Chart and figure data
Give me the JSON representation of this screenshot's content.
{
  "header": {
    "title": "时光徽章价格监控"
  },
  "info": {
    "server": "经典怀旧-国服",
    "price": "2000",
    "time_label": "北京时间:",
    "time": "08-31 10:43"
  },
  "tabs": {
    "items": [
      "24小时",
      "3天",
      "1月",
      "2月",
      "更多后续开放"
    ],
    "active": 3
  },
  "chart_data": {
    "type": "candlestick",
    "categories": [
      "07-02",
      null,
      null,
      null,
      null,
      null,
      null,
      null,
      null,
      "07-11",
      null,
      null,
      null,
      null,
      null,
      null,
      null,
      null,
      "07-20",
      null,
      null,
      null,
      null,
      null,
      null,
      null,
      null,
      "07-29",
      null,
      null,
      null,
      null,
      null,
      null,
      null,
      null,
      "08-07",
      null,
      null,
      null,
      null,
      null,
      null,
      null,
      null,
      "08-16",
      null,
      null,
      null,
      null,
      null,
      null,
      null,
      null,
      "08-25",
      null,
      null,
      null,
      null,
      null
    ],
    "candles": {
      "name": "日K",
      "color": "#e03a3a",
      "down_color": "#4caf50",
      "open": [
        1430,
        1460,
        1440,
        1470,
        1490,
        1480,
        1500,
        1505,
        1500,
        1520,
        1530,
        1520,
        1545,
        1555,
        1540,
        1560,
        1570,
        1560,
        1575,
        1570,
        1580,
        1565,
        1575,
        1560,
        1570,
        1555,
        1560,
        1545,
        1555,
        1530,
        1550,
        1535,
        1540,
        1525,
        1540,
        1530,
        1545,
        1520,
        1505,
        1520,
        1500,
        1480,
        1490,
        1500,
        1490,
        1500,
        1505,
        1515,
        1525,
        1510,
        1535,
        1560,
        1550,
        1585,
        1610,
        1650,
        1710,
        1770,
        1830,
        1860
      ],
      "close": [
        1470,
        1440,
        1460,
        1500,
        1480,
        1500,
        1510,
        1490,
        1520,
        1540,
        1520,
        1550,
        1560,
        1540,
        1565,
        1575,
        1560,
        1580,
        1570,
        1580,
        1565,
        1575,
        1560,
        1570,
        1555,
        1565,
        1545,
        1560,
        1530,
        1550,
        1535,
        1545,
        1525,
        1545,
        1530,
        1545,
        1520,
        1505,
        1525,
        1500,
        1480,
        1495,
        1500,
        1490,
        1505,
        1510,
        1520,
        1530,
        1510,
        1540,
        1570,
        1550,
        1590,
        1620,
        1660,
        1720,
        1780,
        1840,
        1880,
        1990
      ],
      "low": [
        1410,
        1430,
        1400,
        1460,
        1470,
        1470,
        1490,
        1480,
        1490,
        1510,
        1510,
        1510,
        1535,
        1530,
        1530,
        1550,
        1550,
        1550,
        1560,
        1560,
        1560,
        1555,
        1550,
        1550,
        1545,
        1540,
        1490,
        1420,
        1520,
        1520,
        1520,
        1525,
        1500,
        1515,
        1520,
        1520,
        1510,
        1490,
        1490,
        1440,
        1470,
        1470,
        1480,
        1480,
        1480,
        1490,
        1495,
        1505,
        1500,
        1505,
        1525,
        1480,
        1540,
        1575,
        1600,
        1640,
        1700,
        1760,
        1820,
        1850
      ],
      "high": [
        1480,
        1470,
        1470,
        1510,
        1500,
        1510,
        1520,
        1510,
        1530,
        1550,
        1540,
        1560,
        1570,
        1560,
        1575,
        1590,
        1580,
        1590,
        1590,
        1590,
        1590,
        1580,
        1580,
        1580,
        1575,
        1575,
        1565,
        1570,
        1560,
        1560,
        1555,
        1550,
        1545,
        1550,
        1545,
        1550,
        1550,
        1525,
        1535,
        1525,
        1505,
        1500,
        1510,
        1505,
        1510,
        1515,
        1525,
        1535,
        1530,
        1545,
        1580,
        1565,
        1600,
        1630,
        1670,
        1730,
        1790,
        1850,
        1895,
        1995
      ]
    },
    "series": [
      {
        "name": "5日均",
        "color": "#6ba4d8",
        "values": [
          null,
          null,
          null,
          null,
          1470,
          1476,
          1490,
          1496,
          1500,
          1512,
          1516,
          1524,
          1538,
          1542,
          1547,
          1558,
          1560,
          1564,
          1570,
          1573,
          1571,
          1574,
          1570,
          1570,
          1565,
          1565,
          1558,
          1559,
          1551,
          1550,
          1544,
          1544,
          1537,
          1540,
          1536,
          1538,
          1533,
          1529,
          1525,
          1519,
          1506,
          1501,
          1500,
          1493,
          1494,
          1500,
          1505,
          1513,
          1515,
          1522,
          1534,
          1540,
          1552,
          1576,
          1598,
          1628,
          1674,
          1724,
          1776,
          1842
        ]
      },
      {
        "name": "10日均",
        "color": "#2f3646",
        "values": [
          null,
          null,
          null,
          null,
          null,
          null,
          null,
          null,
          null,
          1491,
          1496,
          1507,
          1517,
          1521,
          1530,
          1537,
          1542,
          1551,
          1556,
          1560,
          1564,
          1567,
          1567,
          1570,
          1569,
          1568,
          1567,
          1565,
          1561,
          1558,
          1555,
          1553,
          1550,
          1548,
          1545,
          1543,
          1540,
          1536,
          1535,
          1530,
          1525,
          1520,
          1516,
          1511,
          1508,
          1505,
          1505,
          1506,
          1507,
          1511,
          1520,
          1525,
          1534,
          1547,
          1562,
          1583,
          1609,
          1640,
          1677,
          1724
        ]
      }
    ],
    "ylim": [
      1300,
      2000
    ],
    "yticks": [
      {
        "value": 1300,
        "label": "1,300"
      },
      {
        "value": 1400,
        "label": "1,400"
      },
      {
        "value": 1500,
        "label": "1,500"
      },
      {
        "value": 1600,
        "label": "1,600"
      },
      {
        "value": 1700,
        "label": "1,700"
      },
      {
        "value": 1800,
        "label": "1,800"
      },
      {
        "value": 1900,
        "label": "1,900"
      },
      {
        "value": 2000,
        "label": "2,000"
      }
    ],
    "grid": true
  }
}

**What is required**
Repeat the data in its entirety, character for character.

**Answer to this task**
Give me the JSON representation of this screenshot's content.
{
  "header": {
    "title": "时光徽章价格监控"
  },
  "info": {
    "server": "经典怀旧-国服",
    "price": "2000",
    "time_label": "北京时间:",
    "time": "08-31 10:43"
  },
  "tabs": {
    "items": [
      "24小时",
      "3天",
      "1月",
      "2月",
      "更多后续开放"
    ],
    "active": 3
  },
  "chart_data": {
    "type": "candlestick",
    "categories": [
      "07-02",
      null,
      null,
      null,
      null,
      null,
      null,
      null,
      null,
      "07-11",
      null,
      null,
      null,
      null,
      null,
      null,
      null,
      null,
      "07-20",
      null,
      null,
      null,
      null,
      null,
      null,
      null,
      null,
      "07-29",
      null,
      null,
      null,
      null,
      null,
      null,
      null,
      null,
      "08-07",
      null,
      null,
      null,
      null,
      null,
      null,
      null,
      null,
      "08-16",
      null,
      null,
      null,
      null,
      null,
      null,
      null,
      null,
      "08-25",
      null,
      null,
      null,
      null,
      null
    ],
    "candles": {
      "name": "日K",
      "color": "#e03a3a",
      "down_color": "#4caf50",
      "open": [
        1430,
        1460,
        1440,
        1470,
        1490,
        1480,
        1500,
        1505,
        1500,
        1520,
        1530,
        1520,
        1545,
        1555,
        1540,
        1560,
        1570,
        1560,
        1575,
        1570,
        1580,
        1565,
        1575,
        1560,
        1570,
        1555,
        1560,
        1545,
        1555,
        1530,
        1550,
        1535,
        1540,
        1525,
        1540,
        1530,
        1545,
        1520,
        1505,
        1520,
        1500,
        1480,
        1490,
        1500,
        1490,
        1500,
        1505,
        1515,
        1525,
        1510,
        1535,
        1560,
        1550,
        1585,
        1610,
        1650,
        1710,
        1770,
        1830,
        1860
      ],
      "close": [
        1470,
        1440,
        1460,
        1500,
        1480,
        1500,
        1510,
        1490,
        1520,
        1540,
        1520,
        1550,
        1560,
        1540,
        1565,
        1575,
        1560,
        1580,
        1570,
        1580,
        1565,
        1575,
        1560,
        1570,
        1555,
        1565,
        1545,
        1560,
        1530,
        1550,
        1535,
        1545,
        1525,
        1545,
        1530,
        1545,
        1520,
        1505,
        1525,
        1500,
        1480,
        1495,
        1500,
        1490,
        1505,
        1510,
        1520,
        1530,
        1510,
        1540,
        1570,
        1550,
        1590,
        1620,
        1660,
        1720,
        1780,
        1840,
        1880,
        1990
      ],
      "low": [
        1410,
        1430,
        1400,
        1460,
        1470,
        1470,
        1490,
        1480,
        1490,
        1510,
        1510,
        1510,
        1535,
        1530,
        1530,
        1550,
        1550,
        1550,
        1560,
        1560,
        1560,
        1555,
        1550,
        1550,
        1545,
        1540,
        1490,
        1420,
        1520,
        1520,
        1520,
        1525,
        1500,
        1515,
        1520,
        1520,
        1510,
        1490,
        1490,
        1440,
        1470,
        1470,
        1480,
        1480,
        1480,
        1490,
        1495,
        1505,
        1500,
        1505,
        1525,
        1480,
        1540,
        1575,
        1600,
        1640,
        1700,
        1760,
        1820,
        1850
      ],
      "high": [
        1480,
        1470,
        1470,
        1510,
        1500,
        1510,
        1520,
        1510,
        1530,
        1550,
        1540,
        1560,
        1570,
        1560,
        1575,
        1590,
        1580,
        1590,
        1590,
        1590,
        1590,
        1580,
        1580,
        1580,
        1575,
        1575,
        1565,
        1570,
        1560,
        1560,
        1555,
        1550,
        1545,
        1550,
        1545,
        1550,
        1550,
        1525,
        1535,
        1525,
        1505,
        1500,
        1510,
        1505,
        1510,
        1515,
        1525,
        1535,
        1530,
        1545,
        1580,
        1565,
        1600,
        1630,
        1670,
        1730,
        1790,
        1850,
        1895,
        1995
      ]
    },
    "series": [
      {
        "name": "5日均",
        "color": "#6ba4d8",
        "values": [
          null,
          null,
          null,
          null,
          1470,
          1476,
          1490,
          1496,
          1500,
          1512,
          1516,
          1524,
          1538,
          1542,
          1547,
          1558,
          1560,
          1564,
          1570,
          1573,
          1571,
          1574,
          1570,
          1570,
          1565,
          1565,
          1558,
          1559,
          1551,
          1550,
          1544,
          1544,
          1537,
          1540,
          1536,
          1538,
          1533,
          1529,
          1525,
          1519,
          1506,
          1501,
          1500,
          1493,
          1494,
          1500,
          1505,
          1513,
          1515,
          1522,
          1534,
          1540,
          1552,
          1576,
          1598,
          1628,
          1674,
          1724,
          1776,
          1842
        ]
      },
      {
        "name": "10日均",
        "color": "#2f3646",
        "values": [
          null,
          null,
          null,
          null,
          null,
          null,
          null,
          null,
          null,
          1491,
          1496,
          1507,
          1517,
          1521,
          1530,
          1537,
          1542,
          1551,
          1556,
          1560,
          1564,
          1567,
          1567,
          1570,
          1569,
          1568,
          1567,
          1565,
          1561,
          1558,
          1555,
          1553,
          1550,
          1548,
          1545,
          1543,
          1540,
          1536,
          1535,
          1530,
          1525,
          1520,
          1516,
          1511,
          1508,
          1505,
          1505,
          1506,
          1507,
          1511,
          1520,
          1525,
          1534,
          1547,
          1562,
          1583,
          1609,
          1640,
          1677,
          1724
        ]
      }
    ],
    "ylim": [
      1300,
      2000
    ],
    "yticks": [
      {
        "value": 1300,
        "label": "1,300"
      },
      {
        "value": 1400,
        "label": "1,400"
      },
      {
        "value": 1500,
        "label": "1,500"
      },
      {
        "value": 1600,
        "label": "1,600"
      },
      {
        "value": 1700,
        "label": "1,700"
      },
      {
        "value": 1800,
        "label": "1,800"
      },
      {
        "value": 1900,
        "label": "1,900"
      },
      {
        "value": 2000,
        "label": "2,000"
      }
    ],
    "grid": true
  }
}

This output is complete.